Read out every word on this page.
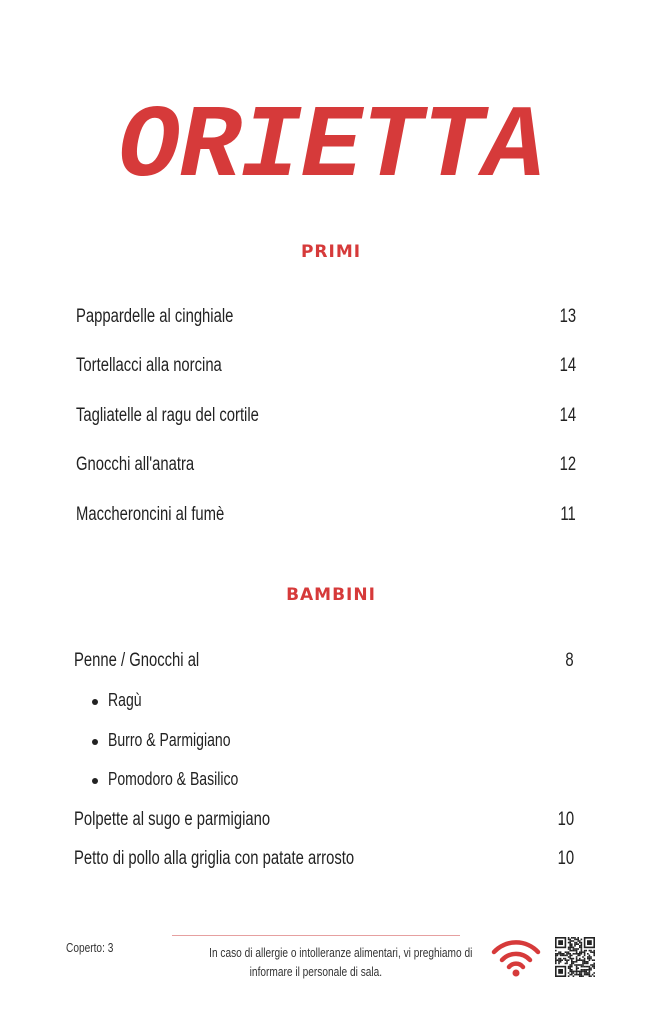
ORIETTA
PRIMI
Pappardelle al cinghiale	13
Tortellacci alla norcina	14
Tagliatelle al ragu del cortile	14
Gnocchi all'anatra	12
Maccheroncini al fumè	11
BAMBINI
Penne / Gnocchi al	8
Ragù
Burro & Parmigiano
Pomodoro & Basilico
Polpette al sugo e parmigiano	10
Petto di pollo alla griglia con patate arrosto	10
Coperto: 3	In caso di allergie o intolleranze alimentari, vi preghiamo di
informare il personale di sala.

+---+

* What you have to do *
Copy out every line that includes the word "Gnocchi".

* Final answer *
Gnocchi all'anatra	12
Penne / Gnocchi al	8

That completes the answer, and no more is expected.